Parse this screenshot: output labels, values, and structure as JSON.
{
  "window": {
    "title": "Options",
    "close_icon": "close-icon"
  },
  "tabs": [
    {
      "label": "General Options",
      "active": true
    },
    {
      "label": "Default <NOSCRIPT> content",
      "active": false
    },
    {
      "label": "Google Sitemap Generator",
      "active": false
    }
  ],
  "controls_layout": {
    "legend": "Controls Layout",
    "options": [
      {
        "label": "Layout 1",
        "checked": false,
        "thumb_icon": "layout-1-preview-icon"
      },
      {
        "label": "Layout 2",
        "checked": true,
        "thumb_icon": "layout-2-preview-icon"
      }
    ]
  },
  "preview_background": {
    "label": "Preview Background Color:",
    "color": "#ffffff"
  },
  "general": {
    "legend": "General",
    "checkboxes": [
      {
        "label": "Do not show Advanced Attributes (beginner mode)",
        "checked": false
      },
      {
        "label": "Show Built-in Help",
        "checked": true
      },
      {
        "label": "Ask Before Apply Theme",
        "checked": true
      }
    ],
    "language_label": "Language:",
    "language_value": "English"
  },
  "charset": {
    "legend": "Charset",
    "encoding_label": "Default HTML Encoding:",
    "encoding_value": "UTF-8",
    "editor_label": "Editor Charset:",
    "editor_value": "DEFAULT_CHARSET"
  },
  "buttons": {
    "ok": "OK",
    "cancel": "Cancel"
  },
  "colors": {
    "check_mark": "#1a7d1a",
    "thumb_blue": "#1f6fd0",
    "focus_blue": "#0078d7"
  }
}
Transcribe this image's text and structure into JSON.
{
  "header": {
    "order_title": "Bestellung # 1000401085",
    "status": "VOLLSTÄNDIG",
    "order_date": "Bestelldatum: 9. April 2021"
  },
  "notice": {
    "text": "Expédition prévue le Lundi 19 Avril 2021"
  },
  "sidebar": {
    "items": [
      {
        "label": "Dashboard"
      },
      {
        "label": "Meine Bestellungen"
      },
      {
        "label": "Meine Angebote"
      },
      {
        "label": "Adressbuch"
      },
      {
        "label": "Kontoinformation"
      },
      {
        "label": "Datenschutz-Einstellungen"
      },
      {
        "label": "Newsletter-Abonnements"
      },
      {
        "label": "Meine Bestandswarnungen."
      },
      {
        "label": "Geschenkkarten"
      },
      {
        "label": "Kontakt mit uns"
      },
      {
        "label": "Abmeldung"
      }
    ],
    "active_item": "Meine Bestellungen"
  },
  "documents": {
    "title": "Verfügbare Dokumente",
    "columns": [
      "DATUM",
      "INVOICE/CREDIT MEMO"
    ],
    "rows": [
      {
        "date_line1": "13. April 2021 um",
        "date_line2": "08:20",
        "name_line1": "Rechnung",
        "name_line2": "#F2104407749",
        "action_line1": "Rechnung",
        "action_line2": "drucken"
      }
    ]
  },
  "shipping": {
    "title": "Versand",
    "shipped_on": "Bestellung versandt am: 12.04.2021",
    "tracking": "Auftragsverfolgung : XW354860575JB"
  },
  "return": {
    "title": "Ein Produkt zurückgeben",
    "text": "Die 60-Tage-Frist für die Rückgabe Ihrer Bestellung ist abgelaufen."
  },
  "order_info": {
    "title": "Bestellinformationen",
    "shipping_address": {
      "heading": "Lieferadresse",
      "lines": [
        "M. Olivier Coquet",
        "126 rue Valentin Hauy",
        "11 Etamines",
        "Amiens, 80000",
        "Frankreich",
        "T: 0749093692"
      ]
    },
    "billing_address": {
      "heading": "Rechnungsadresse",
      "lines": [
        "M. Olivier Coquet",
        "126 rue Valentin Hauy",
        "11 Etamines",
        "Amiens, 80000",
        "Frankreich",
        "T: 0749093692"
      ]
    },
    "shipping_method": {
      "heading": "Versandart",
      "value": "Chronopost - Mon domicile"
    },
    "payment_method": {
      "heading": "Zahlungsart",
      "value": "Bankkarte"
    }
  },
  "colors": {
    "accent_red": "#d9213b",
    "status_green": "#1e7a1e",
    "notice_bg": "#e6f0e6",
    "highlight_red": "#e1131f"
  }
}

**Task brief:**
Go through the listing and print each line exactly as it appears.

**Correct output:**
Parse this screenshot: output labels, values, and structure as JSON.
{
  "window": {
    "title": "Options",
    "close_icon": "close-icon"
  },
  "tabs": [
    {
      "label": "General Options",
      "active": true
    },
    {
      "label": "Default <NOSCRIPT> content",
      "active": false
    },
    {
      "label": "Google Sitemap Generator",
      "active": false
    }
  ],
  "controls_layout": {
    "legend": "Controls Layout",
    "options": [
      {
        "label": "Layout 1",
        "checked": false,
        "thumb_icon": "layout-1-preview-icon"
      },
      {
        "label": "Layout 2",
        "checked": true,
        "thumb_icon": "layout-2-preview-icon"
      }
    ]
  },
  "preview_background": {
    "label": "Preview Background Color:",
    "color": "#ffffff"
  },
  "general": {
    "legend": "General",
    "checkboxes": [
      {
        "label": "Do not show Advanced Attributes (beginner mode)",
        "checked": false
      },
      {
        "label": "Show Built-in Help",
        "checked": true
      },
      {
        "label": "Ask Before Apply Theme",
        "checked": true
      }
    ],
    "language_label": "Language:",
    "language_value": "English"
  },
  "charset": {
    "legend": "Charset",
    "encoding_label": "Default HTML Encoding:",
    "encoding_value": "UTF-8",
    "editor_label": "Editor Charset:",
    "editor_value": "DEFAULT_CHARSET"
  },
  "buttons": {
    "ok": "OK",
    "cancel": "Cancel"
  },
  "colors": {
    "check_mark": "#1a7d1a",
    "thumb_blue": "#1f6fd0",
    "focus_blue": "#0078d7"
  }
}
Transcribe this image's text and structure into JSON.
{
  "header": {
    "order_title": "Bestellung # 1000401085",
    "status": "VOLLSTÄNDIG",
    "order_date": "Bestelldatum: 9. April 2021"
  },
  "notice": {
    "text": "Expédition prévue le Lundi 19 Avril 2021"
  },
  "sidebar": {
    "items": [
      {
        "label": "Dashboard"
      },
      {
        "label": "Meine Bestellungen"
      },
      {
        "label": "Meine Angebote"
      },
      {
        "label": "Adressbuch"
      },
      {
        "label": "Kontoinformation"
      },
      {
        "label": "Datenschutz-Einstellungen"
      },
      {
        "label": "Newsletter-Abonnements"
      },
      {
        "label": "Meine Bestandswarnungen."
      },
      {
        "label": "Geschenkkarten"
      },
      {
        "label": "Kontakt mit uns"
      },
      {
        "label": "Abmeldung"
      }
    ],
    "active_item": "Meine Bestellungen"
  },
  "documents": {
    "title": "Verfügbare Dokumente",
    "columns": [
      "DATUM",
      "INVOICE/CREDIT MEMO"
    ],
    "rows": [
      {
        "date_line1": "13. April 2021 um",
        "date_line2": "08:20",
        "name_line1": "Rechnung",
        "name_line2": "#F2104407749",
        "action_line1": "Rechnung",
        "action_line2": "drucken"
      }
    ]
  },
  "shipping": {
    "title": "Versand",
    "shipped_on": "Bestellung versandt am: 12.04.2021",
    "tracking": "Auftragsverfolgung : XW354860575JB"
  },
  "return": {
    "title": "Ein Produkt zurückgeben",
    "text": "Die 60-Tage-Frist für die Rückgabe Ihrer Bestellung ist abgelaufen."
  },
  "order_info": {
    "title": "Bestellinformationen",
    "shipping_address": {
      "heading": "Lieferadresse",
      "lines": [
        "M. Olivier Coquet",
        "126 rue Valentin Hauy",
        "11 Etamines",
        "Amiens, 80000",
        "Frankreich",
        "T: 0749093692"
      ]
    },
    "billing_address": {
      "heading": "Rechnungsadresse",
      "lines": [
        "M. Olivier Coquet",
        "126 rue Valentin Hauy",
        "11 Etamines",
        "Amiens, 80000",
        "Frankreich",
        "T: 0749093692"
      ]
    },
    "shipping_method": {
      "heading": "Versandart",
      "value": "Chronopost - Mon domicile"
    },
    "payment_method": {
      "heading": "Zahlungsart",
      "value": "Bankkarte"
    }
  },
  "colors": {
    "accent_red": "#d9213b",
    "status_green": "#1e7a1e",
    "notice_bg": "#e6f0e6",
    "highlight_red": "#e1131f"
  }
}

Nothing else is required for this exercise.